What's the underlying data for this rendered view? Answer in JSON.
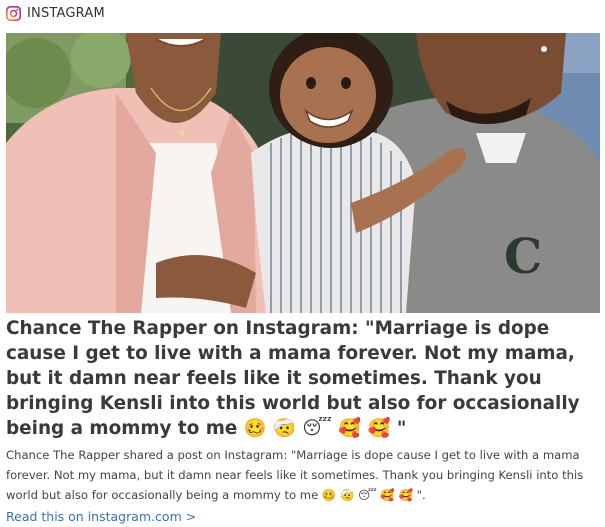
{
  "source": {
    "label": "INSTAGRAM",
    "icon": "instagram-icon"
  },
  "headline": "Chance The Rapper on Instagram: \"Marriage is dope cause I get to live with a mama forever. Not my mama, but it damn near feels like it sometimes. Thank you bringing Kensli into this world but also for occasionally being a mommy to me 🥴 🤕 😴 🥰 🥰 \"",
  "description": "Chance The Rapper shared a post on Instagram: \"Marriage is dope cause I get to live with a mama forever. Not my mama, but it damn near feels like it sometimes. Thank you bringing Kensli into this world but also for occasionally being a mommy to me 🥴 🤕 😴 🥰 🥰 \".",
  "link": {
    "label": "Read this on instagram.com >"
  },
  "colors": {
    "jacket": "#f0bfb5",
    "sweater": "#8a8a88",
    "link": "#3b6fb5",
    "headline": "#3a3a3a"
  }
}
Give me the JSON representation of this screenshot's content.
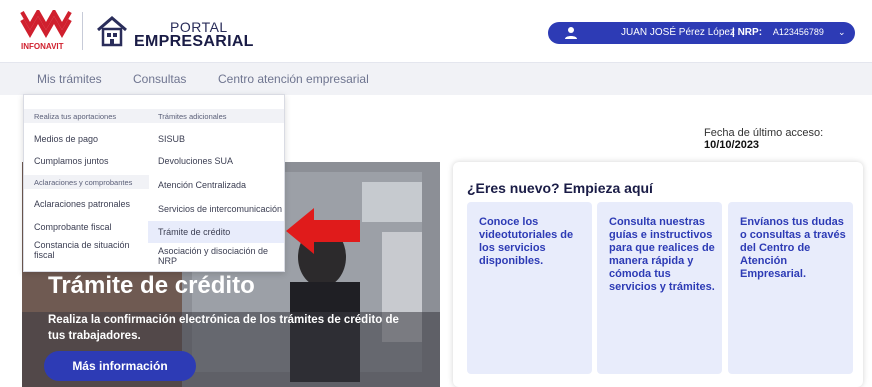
{
  "header": {
    "logo_text": "INFONAVIT",
    "portal_word": "PORTAL",
    "empresarial_word": "EMPRESARIAL",
    "user_name": "JUAN JOSÉ Pérez López",
    "nrp_label": "| NRP:",
    "nrp_value": "A123456789"
  },
  "nav": {
    "items": [
      "Mis trámites",
      "Consultas",
      "Centro atención empresarial"
    ]
  },
  "dropdown": {
    "left_column": {
      "header1": "Realiza tus aportaciones",
      "items1": [
        "Medios de pago",
        "Cumplamos juntos"
      ],
      "header2": "Aclaraciones y comprobantes",
      "items2": [
        "Aclaraciones patronales",
        "Comprobante fiscal",
        "Constancia de situación fiscal"
      ]
    },
    "right_column": {
      "header": "Trámites adicionales",
      "items": [
        "SISUB",
        "Devoluciones SUA",
        "Atención Centralizada",
        "Servicios de intercomunicación",
        "Trámite de crédito",
        "Asociación y disociación de NRP"
      ]
    }
  },
  "last_access": {
    "label": "Fecha de último acceso:",
    "date": "10/10/2023"
  },
  "hero": {
    "title": "Trámite de crédito",
    "description": "Realiza la confirmación electrónica de los trámites de crédito de tus trabajadores.",
    "button": "Más información"
  },
  "new_user": {
    "title": "¿Eres nuevo? Empieza aquí",
    "tiles": [
      "Conoce los videotutoriales de los servicios disponibles.",
      "Consulta nuestras guías e instructivos para que realices de manera rápida y cómoda tus servicios y trámites.",
      "Envíanos tus dudas o consultas a través del Centro de Atención Empresarial."
    ]
  },
  "colors": {
    "accent": "#2d3bb5",
    "infonavit_red": "#d0202e",
    "arrow_red": "#e01b1b"
  }
}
----
### Set task
Your copy should match the records word for word, with the pictures removed.

### Reply
What's the underlying data for this rendered view? Answer in JSON.
{
  "source": {
    "label": "INSTAGRAM",
    "icon": "instagram-icon"
  },
  "headline": "Chance The Rapper on Instagram: \"Marriage is dope cause I get to live with a mama forever. Not my mama, but it damn near feels like it sometimes. Thank you bringing Kensli into this world but also for occasionally being a mommy to me 🥴 🤕 😴 🥰 🥰 \"",
  "description": "Chance The Rapper shared a post on Instagram: \"Marriage is dope cause I get to live with a mama forever. Not my mama, but it damn near feels like it sometimes. Thank you bringing Kensli into this world but also for occasionally being a mommy to me 🥴 🤕 😴 🥰 🥰 \".",
  "link": {
    "label": "Read this on instagram.com >"
  },
  "colors": {
    "jacket": "#f0bfb5",
    "sweater": "#8a8a88",
    "link": "#3b6fb5",
    "headline": "#3a3a3a"
  }
}
Give me the JSON representation of this screenshot's content.
{
  "header": {
    "logo_text": "INFONAVIT",
    "portal_word": "PORTAL",
    "empresarial_word": "EMPRESARIAL",
    "user_name": "JUAN JOSÉ Pérez López",
    "nrp_label": "| NRP:",
    "nrp_value": "A123456789"
  },
  "nav": {
    "items": [
      "Mis trámites",
      "Consultas",
      "Centro atención empresarial"
    ]
  },
  "dropdown": {
    "left_column": {
      "header1": "Realiza tus aportaciones",
      "items1": [
        "Medios de pago",
        "Cumplamos juntos"
      ],
      "header2": "Aclaraciones y comprobantes",
      "items2": [
        "Aclaraciones patronales",
        "Comprobante fiscal",
        "Constancia de situación fiscal"
      ]
    },
    "right_column": {
      "header": "Trámites adicionales",
      "items": [
        "SISUB",
        "Devoluciones SUA",
        "Atención Centralizada",
        "Servicios de intercomunicación",
        "Trámite de crédito",
        "Asociación y disociación de NRP"
      ]
    }
  },
  "last_access": {
    "label": "Fecha de último acceso:",
    "date": "10/10/2023"
  },
  "hero": {
    "title": "Trámite de crédito",
    "description": "Realiza la confirmación electrónica de los trámites de crédito de tus trabajadores.",
    "button": "Más información"
  },
  "new_user": {
    "title": "¿Eres nuevo? Empieza aquí",
    "tiles": [
      "Conoce los videotutoriales de los servicios disponibles.",
      "Consulta nuestras guías e instructivos para que realices de manera rápida y cómoda tus servicios y trámites.",
      "Envíanos tus dudas o consultas a través del Centro de Atención Empresarial."
    ]
  },
  "colors": {
    "accent": "#2d3bb5",
    "infonavit_red": "#d0202e",
    "arrow_red": "#e01b1b"
  }
}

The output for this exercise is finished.